- Input -
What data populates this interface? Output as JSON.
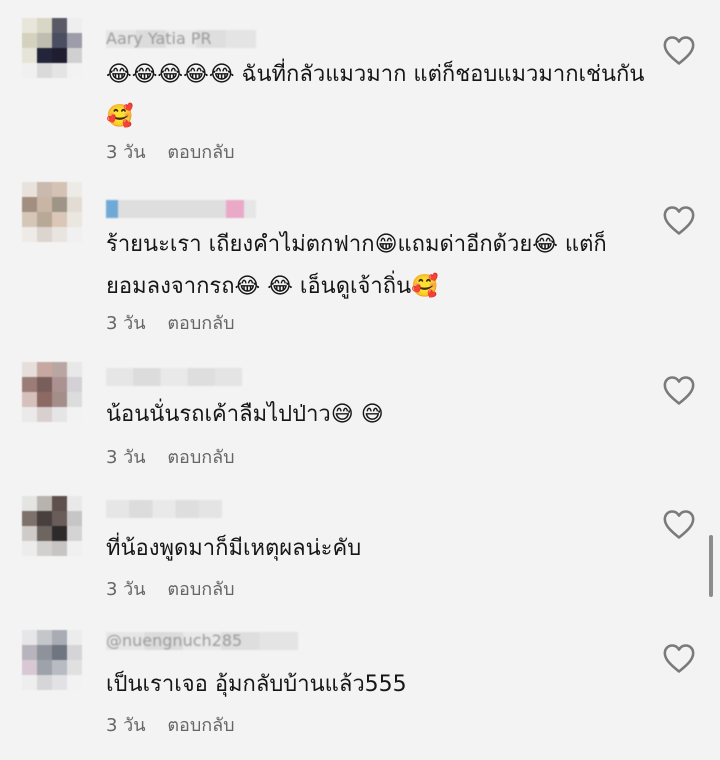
{
  "comments": [
    {
      "username": "Aary Yatia PR",
      "text": "😂😂😂😂😂 ฉันที่กลัวแมวมาก แต่ก็ชอบแมวมากเช่นกัน🥰",
      "time": "3 วัน",
      "reply": "ตอบกลับ"
    },
    {
      "username": "",
      "text": "ร้ายนะเรา เถียงคำไม่ตกฟาก😁แถมด่าอีกด้วย😂 แต่ก็ยอมลงจากรถ😂 😂 เอ็นดูเจ้าถิ่น🥰",
      "time": "3 วัน",
      "reply": "ตอบกลับ"
    },
    {
      "username": "",
      "text": "น้อนนั่นรถเค้าลืมไปป่าว😅 😅",
      "time": "3 วัน",
      "reply": "ตอบกลับ"
    },
    {
      "username": "",
      "text": "ที่น้องพูดมาก็มีเหตุผลน่ะคับ",
      "time": "3 วัน",
      "reply": "ตอบกลับ"
    },
    {
      "username": "@nuengnuch285",
      "text": "เป็นเราเจอ อุ้มกลับบ้านแล้ว555",
      "time": "3 วัน",
      "reply": "ตอบกลับ"
    }
  ],
  "icons": {
    "like": "heart-outline-icon"
  },
  "colors": {
    "background": "#f3f3f3",
    "meta": "#666666",
    "heart": "#7a7a7a"
  }
}
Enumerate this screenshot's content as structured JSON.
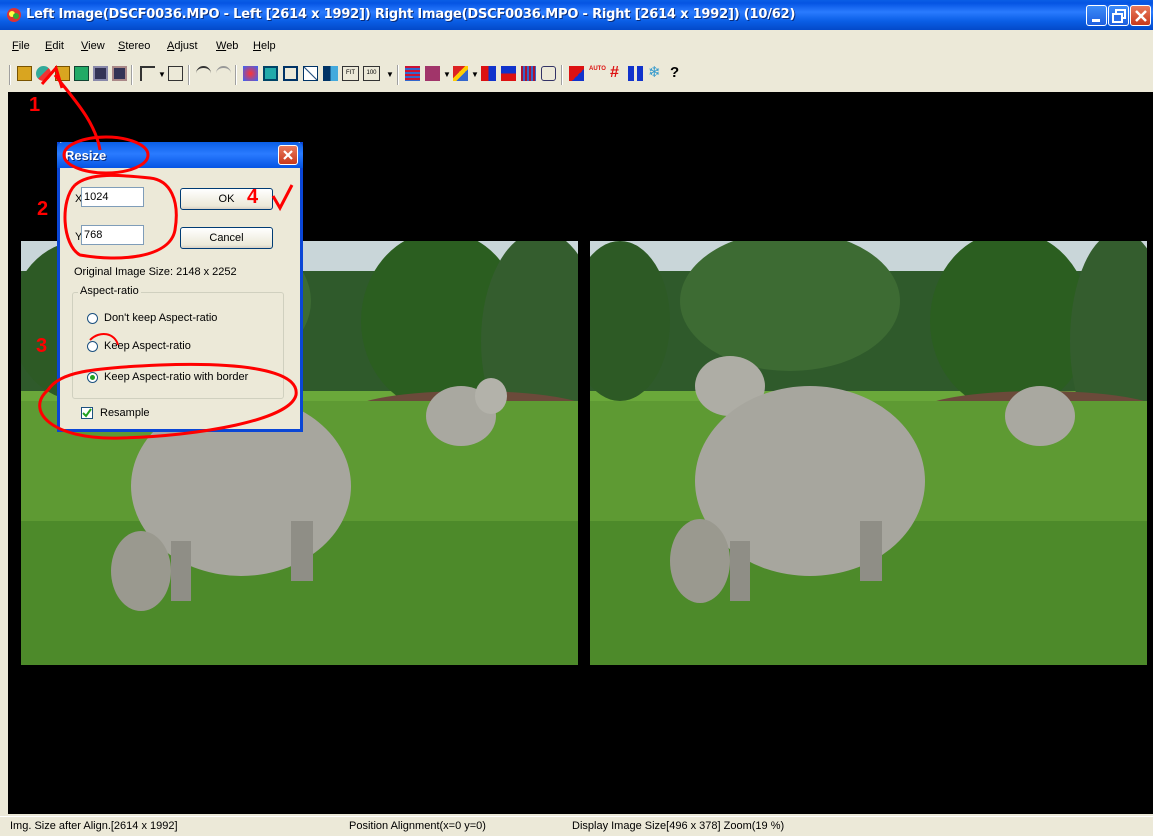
{
  "window": {
    "title": "Left Image(DSCF0036.MPO - Left [2614 x 1992]) Right Image(DSCF0036.MPO - Right [2614 x 1992])  (10/62)"
  },
  "menu": [
    "File",
    "Edit",
    "View",
    "Stereo",
    "Adjust",
    "Web",
    "Help"
  ],
  "dialog": {
    "title": "Resize",
    "x_label": "X:",
    "x_value": "1024",
    "y_label": "Y:",
    "y_value": "768",
    "ok_label": "OK",
    "cancel_label": "Cancel",
    "original_size": "Original Image Size: 2148 x 2252",
    "group_label": "Aspect-ratio",
    "options": [
      "Don't keep Aspect-ratio",
      "Keep Aspect-ratio",
      "Keep Aspect-ratio with border"
    ],
    "selected_option": 2,
    "resample_label": "Resample",
    "resample_checked": true
  },
  "annotations": [
    "1",
    "2",
    "3",
    "4"
  ],
  "status": {
    "size_after_align": "Img. Size after Align.[2614 x 1992]",
    "position_alignment": "Position Alignment(x=0 y=0)",
    "display_size": "Display Image Size[496 x 378]  Zoom(19 %)"
  },
  "colors": {
    "annotation": "#ff0000",
    "titlebar": "#0a5ee6",
    "viewer_bg": "#000000"
  }
}
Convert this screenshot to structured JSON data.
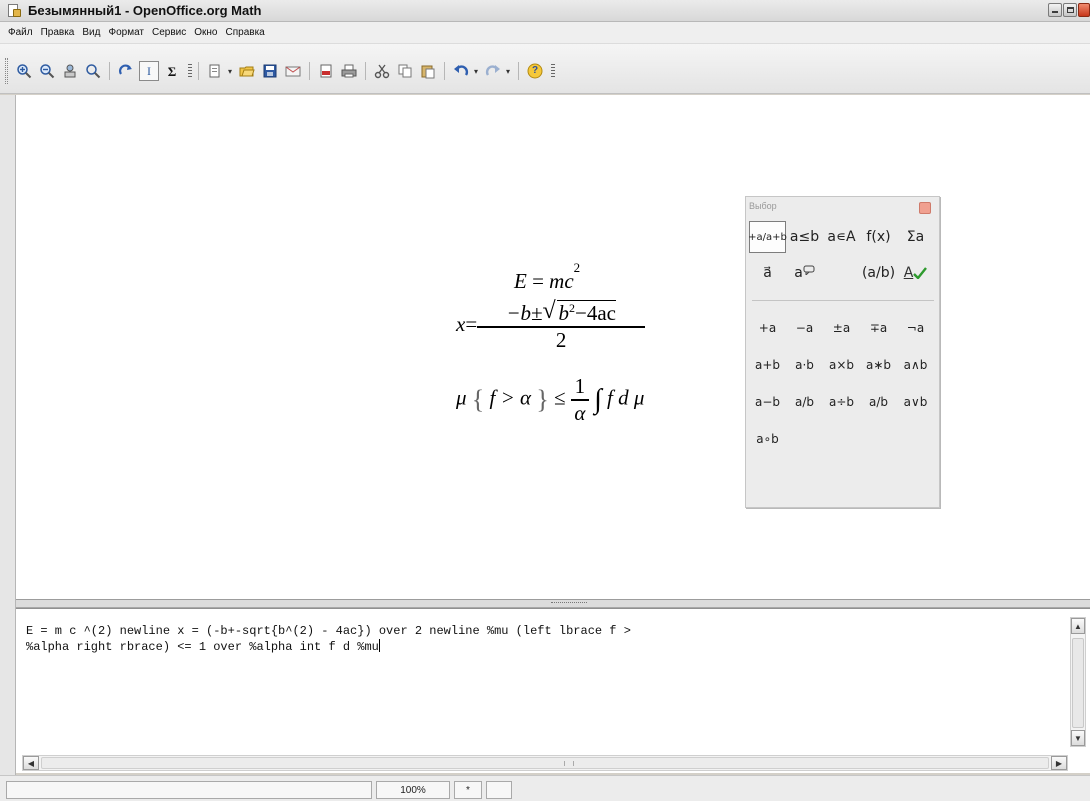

- Task statement -
Repeat the records word for word. Any picture in them should be left out.

- Task response -
What data populates this interface? Output as JSON.
{
  "comments": [
    {
      "username": "Aary Yatia PR",
      "text": "😂😂😂😂😂 ฉันที่กลัวแมวมาก แต่ก็ชอบแมวมากเช่นกัน🥰",
      "time": "3 วัน",
      "reply": "ตอบกลับ"
    },
    {
      "username": "",
      "text": "ร้ายนะเรา เถียงคำไม่ตกฟาก😁แถมด่าอีกด้วย😂 แต่ก็ยอมลงจากรถ😂 😂 เอ็นดูเจ้าถิ่น🥰",
      "time": "3 วัน",
      "reply": "ตอบกลับ"
    },
    {
      "username": "",
      "text": "น้อนนั่นรถเค้าลืมไปป่าว😅 😅",
      "time": "3 วัน",
      "reply": "ตอบกลับ"
    },
    {
      "username": "",
      "text": "ที่น้องพูดมาก็มีเหตุผลน่ะคับ",
      "time": "3 วัน",
      "reply": "ตอบกลับ"
    },
    {
      "username": "@nuengnuch285",
      "text": "เป็นเราเจอ อุ้มกลับบ้านแล้ว555",
      "time": "3 วัน",
      "reply": "ตอบกลับ"
    }
  ],
  "icons": {
    "like": "heart-outline-icon"
  },
  "colors": {
    "background": "#f3f3f3",
    "meta": "#666666",
    "heart": "#7a7a7a"
  }
}
Enumerate this screenshot's content as structured JSON.
{
  "window": {
    "title": "Left Image(DSCF0036.MPO - Left [2614 x 1992]) Right Image(DSCF0036.MPO - Right [2614 x 1992])  (10/62)"
  },
  "menu": [
    "File",
    "Edit",
    "View",
    "Stereo",
    "Adjust",
    "Web",
    "Help"
  ],
  "dialog": {
    "title": "Resize",
    "x_label": "X:",
    "x_value": "1024",
    "y_label": "Y:",
    "y_value": "768",
    "ok_label": "OK",
    "cancel_label": "Cancel",
    "original_size": "Original Image Size: 2148 x 2252",
    "group_label": "Aspect-ratio",
    "options": [
      "Don't keep Aspect-ratio",
      "Keep Aspect-ratio",
      "Keep Aspect-ratio with border"
    ],
    "selected_option": 2,
    "resample_label": "Resample",
    "resample_checked": true
  },
  "annotations": [
    "1",
    "2",
    "3",
    "4"
  ],
  "status": {
    "size_after_align": "Img. Size after Align.[2614 x 1992]",
    "position_alignment": "Position Alignment(x=0 y=0)",
    "display_size": "Display Image Size[496 x 378]  Zoom(19 %)"
  },
  "colors": {
    "annotation": "#ff0000",
    "titlebar": "#0a5ee6",
    "viewer_bg": "#000000"
  }
}
Convert this screenshot to structured JSON data.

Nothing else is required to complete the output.